Recorded data
* * *

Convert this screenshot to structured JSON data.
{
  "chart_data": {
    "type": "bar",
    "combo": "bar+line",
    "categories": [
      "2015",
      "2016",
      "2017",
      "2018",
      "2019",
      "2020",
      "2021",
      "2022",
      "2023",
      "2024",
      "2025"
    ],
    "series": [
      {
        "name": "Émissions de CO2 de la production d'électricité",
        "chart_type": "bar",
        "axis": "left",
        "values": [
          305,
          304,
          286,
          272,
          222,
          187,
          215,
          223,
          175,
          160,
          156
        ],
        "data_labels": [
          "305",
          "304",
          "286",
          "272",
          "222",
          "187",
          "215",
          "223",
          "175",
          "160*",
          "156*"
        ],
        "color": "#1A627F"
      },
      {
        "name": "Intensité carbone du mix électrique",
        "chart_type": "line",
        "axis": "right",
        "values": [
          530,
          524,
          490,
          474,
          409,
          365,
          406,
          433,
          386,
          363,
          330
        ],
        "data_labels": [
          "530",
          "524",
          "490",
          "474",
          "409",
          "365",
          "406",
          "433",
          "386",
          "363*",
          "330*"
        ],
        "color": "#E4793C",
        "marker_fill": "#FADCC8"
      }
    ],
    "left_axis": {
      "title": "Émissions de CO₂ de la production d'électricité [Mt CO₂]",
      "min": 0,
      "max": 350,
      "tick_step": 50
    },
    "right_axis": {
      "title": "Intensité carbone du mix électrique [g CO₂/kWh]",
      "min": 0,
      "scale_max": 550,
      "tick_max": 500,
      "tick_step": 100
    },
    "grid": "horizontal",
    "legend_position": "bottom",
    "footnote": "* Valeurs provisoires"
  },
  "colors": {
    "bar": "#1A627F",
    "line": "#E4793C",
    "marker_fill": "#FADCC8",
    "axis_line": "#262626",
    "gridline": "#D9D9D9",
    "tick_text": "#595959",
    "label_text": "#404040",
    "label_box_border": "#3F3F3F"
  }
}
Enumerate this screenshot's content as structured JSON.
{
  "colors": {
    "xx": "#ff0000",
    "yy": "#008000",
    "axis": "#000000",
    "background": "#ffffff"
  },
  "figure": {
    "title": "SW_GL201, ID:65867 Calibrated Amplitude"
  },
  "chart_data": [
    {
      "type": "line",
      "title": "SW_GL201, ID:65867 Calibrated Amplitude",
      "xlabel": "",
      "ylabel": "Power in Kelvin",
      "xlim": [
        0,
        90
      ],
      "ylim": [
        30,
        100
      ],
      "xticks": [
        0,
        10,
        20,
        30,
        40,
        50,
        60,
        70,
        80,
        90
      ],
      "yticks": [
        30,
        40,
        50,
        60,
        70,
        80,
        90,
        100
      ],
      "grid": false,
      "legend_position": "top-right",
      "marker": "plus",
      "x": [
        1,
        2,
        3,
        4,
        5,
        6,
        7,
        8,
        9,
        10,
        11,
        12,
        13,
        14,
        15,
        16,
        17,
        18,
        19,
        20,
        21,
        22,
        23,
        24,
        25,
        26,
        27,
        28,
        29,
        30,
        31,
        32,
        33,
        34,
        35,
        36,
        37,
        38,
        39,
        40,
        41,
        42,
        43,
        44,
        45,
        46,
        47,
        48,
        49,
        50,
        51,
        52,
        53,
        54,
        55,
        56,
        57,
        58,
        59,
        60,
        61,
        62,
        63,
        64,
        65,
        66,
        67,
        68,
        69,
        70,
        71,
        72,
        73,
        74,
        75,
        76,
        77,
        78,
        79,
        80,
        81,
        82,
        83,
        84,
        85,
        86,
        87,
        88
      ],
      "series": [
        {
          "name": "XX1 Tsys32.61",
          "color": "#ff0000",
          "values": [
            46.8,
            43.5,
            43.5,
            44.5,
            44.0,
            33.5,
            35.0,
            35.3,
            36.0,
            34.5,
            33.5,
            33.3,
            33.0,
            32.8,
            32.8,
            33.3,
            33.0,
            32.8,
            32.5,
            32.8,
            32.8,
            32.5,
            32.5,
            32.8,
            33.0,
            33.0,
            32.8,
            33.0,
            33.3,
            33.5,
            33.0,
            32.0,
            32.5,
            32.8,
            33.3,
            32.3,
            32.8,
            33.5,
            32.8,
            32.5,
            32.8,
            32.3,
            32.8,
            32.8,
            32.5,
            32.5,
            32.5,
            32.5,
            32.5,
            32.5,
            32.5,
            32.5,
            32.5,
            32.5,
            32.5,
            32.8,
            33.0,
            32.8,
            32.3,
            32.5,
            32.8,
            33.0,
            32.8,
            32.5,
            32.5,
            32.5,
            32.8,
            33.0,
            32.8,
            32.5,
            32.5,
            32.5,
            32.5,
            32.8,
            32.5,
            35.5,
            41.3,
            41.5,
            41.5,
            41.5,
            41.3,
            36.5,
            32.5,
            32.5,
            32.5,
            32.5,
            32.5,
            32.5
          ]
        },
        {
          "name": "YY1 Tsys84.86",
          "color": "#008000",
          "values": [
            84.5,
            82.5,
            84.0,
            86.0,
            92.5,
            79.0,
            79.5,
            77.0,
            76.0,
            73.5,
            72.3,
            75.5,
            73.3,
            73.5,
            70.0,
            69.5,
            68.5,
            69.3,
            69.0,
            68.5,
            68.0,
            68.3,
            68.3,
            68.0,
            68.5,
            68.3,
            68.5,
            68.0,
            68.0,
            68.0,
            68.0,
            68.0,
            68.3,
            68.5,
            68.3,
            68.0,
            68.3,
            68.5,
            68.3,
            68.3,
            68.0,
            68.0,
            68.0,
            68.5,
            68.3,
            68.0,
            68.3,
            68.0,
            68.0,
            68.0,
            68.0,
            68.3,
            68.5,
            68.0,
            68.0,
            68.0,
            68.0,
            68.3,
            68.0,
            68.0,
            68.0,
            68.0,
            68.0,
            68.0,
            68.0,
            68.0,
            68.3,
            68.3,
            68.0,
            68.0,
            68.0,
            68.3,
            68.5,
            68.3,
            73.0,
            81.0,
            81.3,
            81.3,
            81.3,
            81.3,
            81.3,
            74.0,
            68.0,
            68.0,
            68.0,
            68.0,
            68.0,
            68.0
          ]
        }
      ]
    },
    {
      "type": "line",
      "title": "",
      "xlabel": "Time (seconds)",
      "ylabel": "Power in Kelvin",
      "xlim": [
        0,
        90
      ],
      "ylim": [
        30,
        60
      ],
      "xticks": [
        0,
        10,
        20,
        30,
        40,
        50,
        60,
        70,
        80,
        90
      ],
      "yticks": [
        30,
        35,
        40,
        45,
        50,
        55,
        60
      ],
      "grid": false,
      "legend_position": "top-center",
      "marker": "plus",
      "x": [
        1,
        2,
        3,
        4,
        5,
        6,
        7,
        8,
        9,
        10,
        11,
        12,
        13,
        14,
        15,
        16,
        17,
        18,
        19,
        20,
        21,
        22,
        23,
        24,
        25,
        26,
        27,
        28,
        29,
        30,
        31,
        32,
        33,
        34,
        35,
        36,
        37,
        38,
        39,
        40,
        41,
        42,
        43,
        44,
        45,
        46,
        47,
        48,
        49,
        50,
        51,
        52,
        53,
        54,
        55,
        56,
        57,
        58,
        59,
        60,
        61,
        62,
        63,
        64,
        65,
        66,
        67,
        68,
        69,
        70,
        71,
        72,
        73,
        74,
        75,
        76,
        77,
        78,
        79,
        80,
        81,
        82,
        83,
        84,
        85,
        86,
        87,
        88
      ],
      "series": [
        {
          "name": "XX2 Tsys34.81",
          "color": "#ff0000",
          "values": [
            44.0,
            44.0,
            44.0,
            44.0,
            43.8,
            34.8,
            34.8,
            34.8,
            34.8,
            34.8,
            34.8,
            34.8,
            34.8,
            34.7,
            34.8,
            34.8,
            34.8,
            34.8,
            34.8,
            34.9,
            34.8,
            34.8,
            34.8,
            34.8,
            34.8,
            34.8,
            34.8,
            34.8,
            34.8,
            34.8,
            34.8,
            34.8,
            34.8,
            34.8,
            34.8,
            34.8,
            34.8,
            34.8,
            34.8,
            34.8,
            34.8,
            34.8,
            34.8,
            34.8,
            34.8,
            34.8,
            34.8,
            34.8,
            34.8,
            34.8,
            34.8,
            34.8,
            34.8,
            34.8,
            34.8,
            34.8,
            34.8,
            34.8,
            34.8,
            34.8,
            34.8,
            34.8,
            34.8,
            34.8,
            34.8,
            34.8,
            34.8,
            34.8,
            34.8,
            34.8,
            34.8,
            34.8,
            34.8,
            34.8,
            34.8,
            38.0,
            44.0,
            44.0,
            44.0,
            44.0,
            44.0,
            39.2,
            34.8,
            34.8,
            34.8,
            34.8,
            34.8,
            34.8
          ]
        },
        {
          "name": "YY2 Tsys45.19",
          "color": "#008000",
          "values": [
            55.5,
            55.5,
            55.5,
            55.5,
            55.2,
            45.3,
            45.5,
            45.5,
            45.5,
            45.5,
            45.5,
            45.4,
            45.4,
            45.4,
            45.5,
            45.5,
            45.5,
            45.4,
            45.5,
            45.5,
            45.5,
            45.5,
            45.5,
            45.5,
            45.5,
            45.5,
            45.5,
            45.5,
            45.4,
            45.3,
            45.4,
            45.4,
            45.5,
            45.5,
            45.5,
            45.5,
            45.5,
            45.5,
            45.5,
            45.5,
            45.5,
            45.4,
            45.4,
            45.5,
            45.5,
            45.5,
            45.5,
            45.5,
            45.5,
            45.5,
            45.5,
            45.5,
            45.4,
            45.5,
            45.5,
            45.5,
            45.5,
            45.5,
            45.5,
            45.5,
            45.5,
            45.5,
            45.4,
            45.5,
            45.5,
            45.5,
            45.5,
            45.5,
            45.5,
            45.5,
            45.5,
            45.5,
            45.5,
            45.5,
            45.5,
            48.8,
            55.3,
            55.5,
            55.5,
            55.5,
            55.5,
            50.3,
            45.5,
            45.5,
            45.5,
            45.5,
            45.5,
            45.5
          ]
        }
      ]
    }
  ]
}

* * *

Required work :: Copy each line above where the string "électricité" occurs.

Task solution ::
        "name": "Émissions de CO2 de la production d'électricité",
      "title": "Émissions de CO₂ de la production d'électricité [Mt CO₂]",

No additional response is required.